Список заданий:
- A) Воспроизведите из текста о культе императора всё, начиная с «Формы почитания императора» и вплоть до «большой процент вольноотпущенников.».
- B) Ответьте по тексту о культе императора:
(i) Где и в каком году Друз Старший установил культ для галльских провинций?
(ii) С кем вместе почитался Август в провинциях?
(iii) Кто первым начал требовать полного и беспрекословного признания себя богом?
- C) Подхватите текст о культе императора и допишите продолжение после его последнего предложения.
═════ Текст для чтения
Тем не менее «провинциальный культ» или культ императора быстро распространился по провинциям. Кипр, Крит, Галатия, Сирия, возможно и Македония на востоке последовали примеру Малой Азии. В 12 г. до н.э. этот культ был установлен Друзом Старшим в Лионе для галльских провинций, в 15 г.н.э. в Тарраконе для Ближней Испании, а в 49 г.н.э. в Камулодуне для Британии. Только при Веспасиане к этому процессу подключились Нарбоннская Галлия, Бетика, Лузитания и Африка.

Если смотреть на общее развитие, то можно заметить, что для особенностей новой системы не менее типичны процессы в области конституции и внешней политики. Август еще раз пресек чрезмерные почести, с другой стороны, следуя существующей традиции, он разрешил допустимые крайности. Мастерство стилизации проявилось в накоплении старых элементов и во взаимопроникновении старых и новых культов. Оно проявилось и в дифференциации форм почитания, которая предусматривала не только региональные особенности, но и разные социальные группы и их различный уровень сознания.

Формы почитания императора были разнообразными. Крайние проявления культа в провинциях распространялись среди романизированного верхнего слоя населения, а в Риме среди рабов, вольноотпущенников и городского плебса. В провинциях Август почитался вместе с абстрактной Ромой, в Риме его культ был как бы дополнительным, так как его дух-заступник почитался вместе с традиционными домашними духами. Если там культ императора был связан с огромной империей, то здесь наблюдалось соединение дома принцепса с городскими кварталами Рима. Середину между этими двумя полюсами занимали инициативы муниципальной аристократии и августалий, которые связывали личный и местный престиж с усердием и лояльностью общественных лидеров. Именно августалии довольно часто объединялись с коллегиями, в которых был большой процент вольноотпущенников.

Сам Август, несмотря на все божественные почести, считал себя смертным человеком, однако человеком с единственными в своем роде достижениями, и поэтому обладающим исключительным авторитетом. Полного и беспрекословного признания себя богом первым начал требовать Калигула (37—41 г.н.э.). Труднее оценить степень религиозности самого Августа. Было бы наивно видеть в нем глубоко верующего приверженца архаической римской религии или убежденного религиозного реставратора, но и моральная дискредитация гениального «лицемера» (Л.Дойбнер) была бы неуместной. Во всяком случае, оценка его личности поддается философскому осмыслению. К нему можно применить широко распространенное среди римского высшего слоя мнение, которое встречается у Варрона, Цицерона и даже у Овидия: «Полезно, что есть боги, а так как это полезно, мы должны верить, что они есть» («Искусство любви»). Видимо, важнее всего понять, что всю сферу религии он в первую очередь рассматривал, как политический прагматик и преимущественно рационально. Это была манера поведения, которая так же мало исключала религиозные реминесценции, как и участие в ритуалах, жертвоприношениях и религиозных государственных актах.
══════════
═════ Собранные данные
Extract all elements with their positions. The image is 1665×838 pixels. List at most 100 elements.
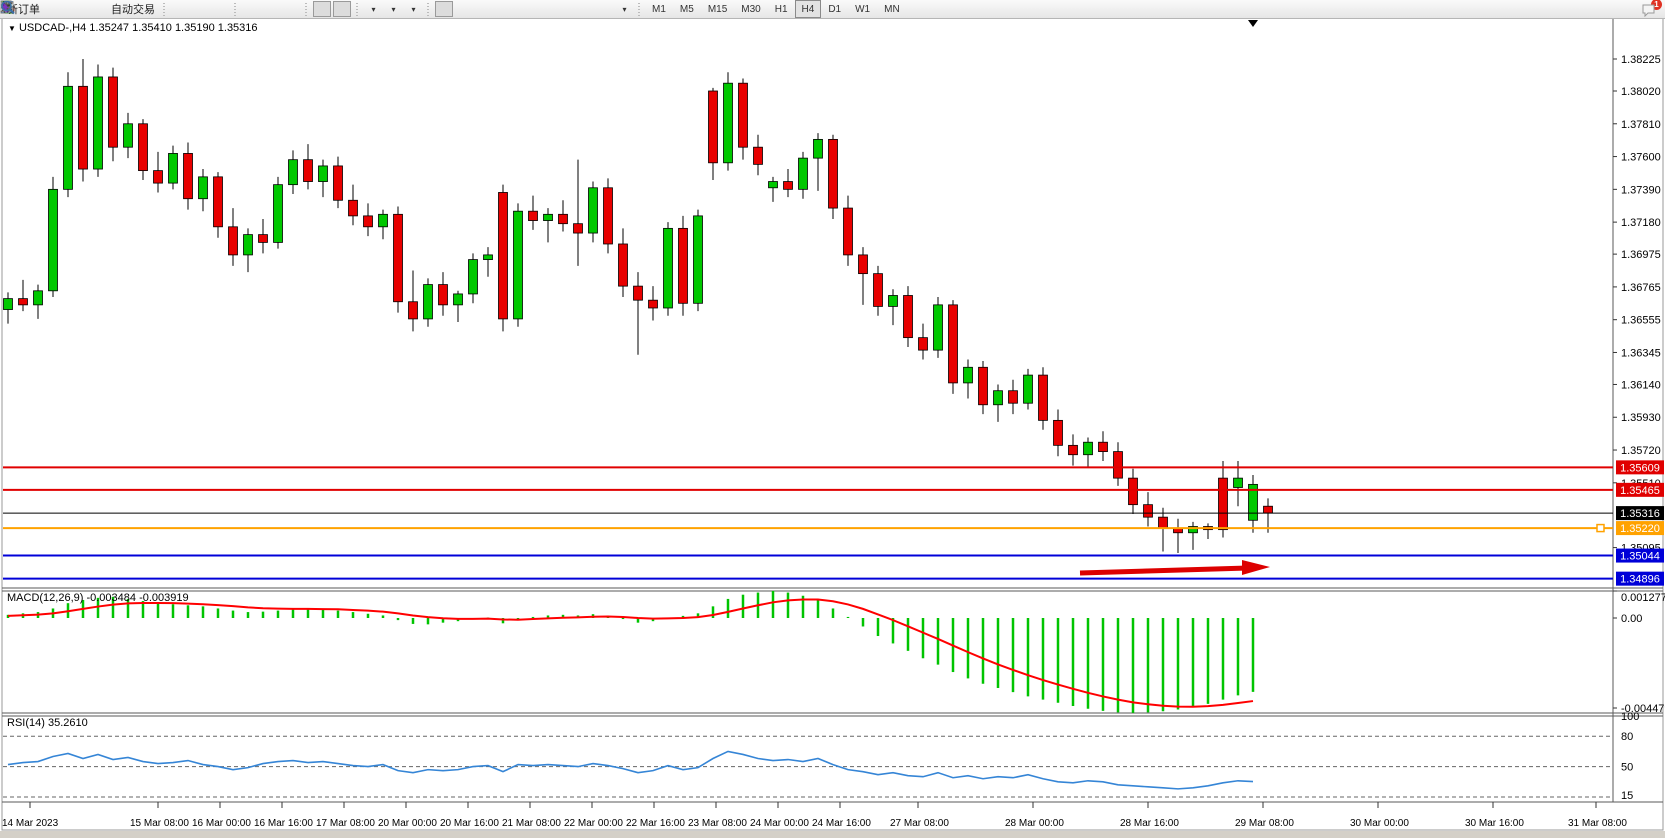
══════════
Готовые ответы:
- A)
Формы почитания императора были разнообразными. Крайние проявления культа в провинциях распространялись среди романизированного верхнего слоя населения, а в Риме среди рабов, вольноотпущенников и городского плебса. В провинциях Август почитался вместе с абстрактной Ромой, в Риме его культ был как бы дополнительным, так как его дух-заступник почитался вместе с традиционными домашними духами. Если там культ императора был связан с огромной империей, то здесь наблюдалось соединение дома принцепса с городскими кварталами Рима. Середину между этими двумя полюсами занимали инициативы муниципальной аристократии и августалий, которые связывали личный и местный престиж с усердием и лояльностью общественных лидеров. Именно августалии довольно часто объединялись с коллегиями, в которых был большой процент вольноотпущенников.

- B)
(i) В Лионе, в 12 г. до н.э.
(ii) С абстрактной Ромой.
(iii) Калигула.

- C)
Идеология и конституция

Так как дальше речь пойдет об идеологии, необходимо сделать некоторые замечания. Само собой разумеется, что августовская идеология не имеет ничего общего с общепринятыми марксистскими определениями, которые исходили либо из права на распоряжение средствами производства, либо из приоритета классовых интересов. В основе августовской идеологии лежали политические, правовые и религиозные элементы. В первую очередь речь идет о преднамеренном влиянии на сознание, о легитимации, внедрении и укреплении власти Августа и его политической системы. Для этого применялись традиционные политические и общественные понятия и формулировки, последовательно и верно была монополизирована и призвана на помощь традиция римского государства.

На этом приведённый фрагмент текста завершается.